▶ TRAVAIL À FAIRE: Dressez la liste des écrivains que le texte ci-dessous sur Kathleen Raine présente comme ses maîtres préférés.
==== TEXTE À LIRE
RAINE KATHLEEN (1908-2003)
Même si elle est aussi l'admirable analyste d'elle-même dans son autobiographie, Kathleen Raine appartient aux terres violentes de la poésie. Son œuvre critique permet de mieux comprendre dans quelle tradition elle s'inscrit : Milton, Blake, Coleridge, Yeats, tels sont ses maîtres préférés.
Née en 1908 à la frontière de l'Écosse, profondément marquée par ce paysage sauvage où toute image participe aussitôt de l'intemporel pour prendre valeur de symbole, Kathleen Raine ressentira toute sa vie la nostalgie de ces terres synonymes pour elle de l'Éden perdu, où planaient le génie des ballades écossaises, la figure de la mère à qui elle doit son enfance resongée à travers l'écriture, l'autorité d'un père à qui elle sacrifia son « premier amour », le prestige de tout ce qui reste inaccessible, et le sentiment de l'« effroi sacré » dont elle s'imprègne dans ses lieux d'élection.
Ces lieux choisis, ce sont Bavington, tout d'abord, où elle passa son enfance pendant la Première Guerre mondiale ; Martindale, où elle vécut avec ses enfants dans le Cumberland pendant la dernière guerre ; Sandaig enfin, où elle connut une grande passion impossible pour le célèbre naturaliste Gavin Maxwell en l'honneur de qui elle écrivit ses poèmes les plus émouvants. Pour elle, l'amour est aussi une voie, une ascèse, comme il ressort de ses deux recueils The Year One, 1952 (Le Premier Jour, Paris, 1980) et On a Deserted Shore, 1973 (Sur un rivage désert, Paris, 1978), ainsi que des sept autres volumes publiés, parmi lesquels The Pythoness, 1949 (Isis errante, Paris, 1978) et The Hollow Hill, 1965.
========
==== MATÉRIEL FOURNI
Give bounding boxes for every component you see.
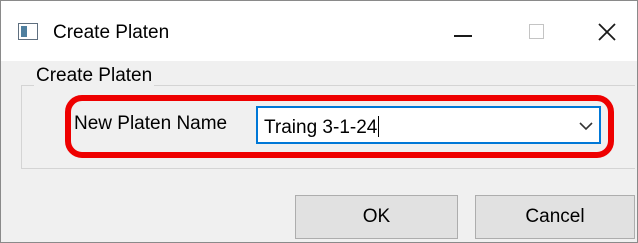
annotation-highlight — [65, 95, 614, 158]
dialog-window-icon — [18, 23, 38, 40]
maximize-icon — [529, 24, 544, 39]
create-platen-dialog: Create Platen Create Platen New Platen N… — [0, 0, 638, 243]
minimize-button[interactable] — [433, 1, 493, 61]
minimize-icon — [454, 35, 472, 37]
title-bar[interactable]: Create Platen — [1, 1, 637, 61]
ok-button[interactable]: OK — [295, 195, 458, 239]
cancel-button[interactable]: Cancel — [475, 195, 635, 239]
maximize-button — [507, 1, 567, 61]
group-legend: Create Platen — [34, 65, 155, 87]
close-icon — [598, 23, 616, 41]
close-button[interactable] — [577, 1, 637, 61]
window-title: Create Platen — [53, 22, 170, 43]
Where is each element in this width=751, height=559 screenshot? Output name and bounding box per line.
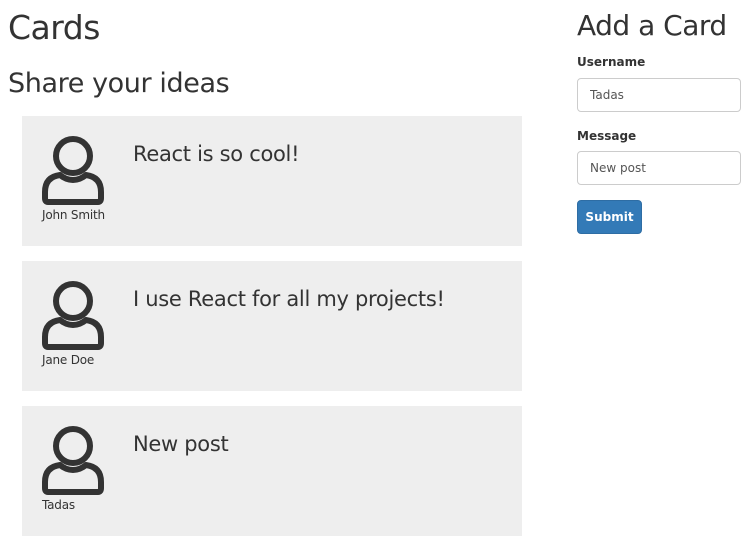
page-title: Cards — [8, 8, 100, 47]
username-label: Username — [577, 55, 646, 69]
card-message: I use React for all my projects! — [133, 287, 445, 311]
card-message: React is so cool! — [133, 142, 300, 166]
user-avatar-icon — [42, 136, 104, 206]
form-title: Add a Card — [577, 9, 727, 42]
card-message: New post — [133, 432, 229, 456]
page-subtitle: Share your ideas — [8, 68, 230, 99]
submit-button[interactable]: Submit — [577, 200, 642, 234]
card: Jane Doe I use React for all my projects… — [22, 261, 522, 391]
card: John Smith React is so cool! — [22, 116, 522, 246]
user-avatar-icon — [42, 426, 104, 496]
card-username: Tadas — [42, 498, 75, 512]
card-username: John Smith — [42, 208, 105, 222]
message-label: Message — [577, 129, 637, 143]
card-list: John Smith React is so cool! Jane Doe I … — [22, 116, 522, 551]
user-avatar-icon — [42, 281, 104, 351]
username-field[interactable] — [577, 78, 741, 112]
card: Tadas New post — [22, 406, 522, 536]
page: Cards Share your ideas John Smith React … — [0, 0, 751, 559]
card-username: Jane Doe — [42, 353, 95, 367]
message-field[interactable] — [577, 151, 741, 185]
========
▶ BONNE RÉPONSE: Milton, Blake, Coleridge, Yeats